>>>>

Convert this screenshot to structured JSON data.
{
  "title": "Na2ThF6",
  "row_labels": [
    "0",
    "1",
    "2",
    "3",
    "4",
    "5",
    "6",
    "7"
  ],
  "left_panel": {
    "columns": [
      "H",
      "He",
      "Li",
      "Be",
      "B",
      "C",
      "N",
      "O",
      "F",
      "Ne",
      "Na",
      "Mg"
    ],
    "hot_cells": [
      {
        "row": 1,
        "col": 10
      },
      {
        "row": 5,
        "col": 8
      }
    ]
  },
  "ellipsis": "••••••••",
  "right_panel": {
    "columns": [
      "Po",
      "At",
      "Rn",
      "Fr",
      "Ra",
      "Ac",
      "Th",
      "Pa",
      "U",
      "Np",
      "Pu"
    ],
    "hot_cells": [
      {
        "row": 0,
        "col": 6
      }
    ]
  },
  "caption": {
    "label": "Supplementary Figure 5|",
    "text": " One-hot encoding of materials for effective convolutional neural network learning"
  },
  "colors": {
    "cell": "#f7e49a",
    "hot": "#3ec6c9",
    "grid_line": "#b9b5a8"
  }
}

<<<<

* **What is being asked**:
Copy all of the data. Keep every word exactly as it is.

* **Completed task**:
Convert this screenshot to structured JSON data.
{
  "title": "Na2ThF6",
  "row_labels": [
    "0",
    "1",
    "2",
    "3",
    "4",
    "5",
    "6",
    "7"
  ],
  "left_panel": {
    "columns": [
      "H",
      "He",
      "Li",
      "Be",
      "B",
      "C",
      "N",
      "O",
      "F",
      "Ne",
      "Na",
      "Mg"
    ],
    "hot_cells": [
      {
        "row": 1,
        "col": 10
      },
      {
        "row": 5,
        "col": 8
      }
    ]
  },
  "ellipsis": "••••••••",
  "right_panel": {
    "columns": [
      "Po",
      "At",
      "Rn",
      "Fr",
      "Ra",
      "Ac",
      "Th",
      "Pa",
      "U",
      "Np",
      "Pu"
    ],
    "hot_cells": [
      {
        "row": 0,
        "col": 6
      }
    ]
  },
  "caption": {
    "label": "Supplementary Figure 5|",
    "text": " One-hot encoding of materials for effective convolutional neural network learning"
  },
  "colors": {
    "cell": "#f7e49a",
    "hot": "#3ec6c9",
    "grid_line": "#b9b5a8"
  }
}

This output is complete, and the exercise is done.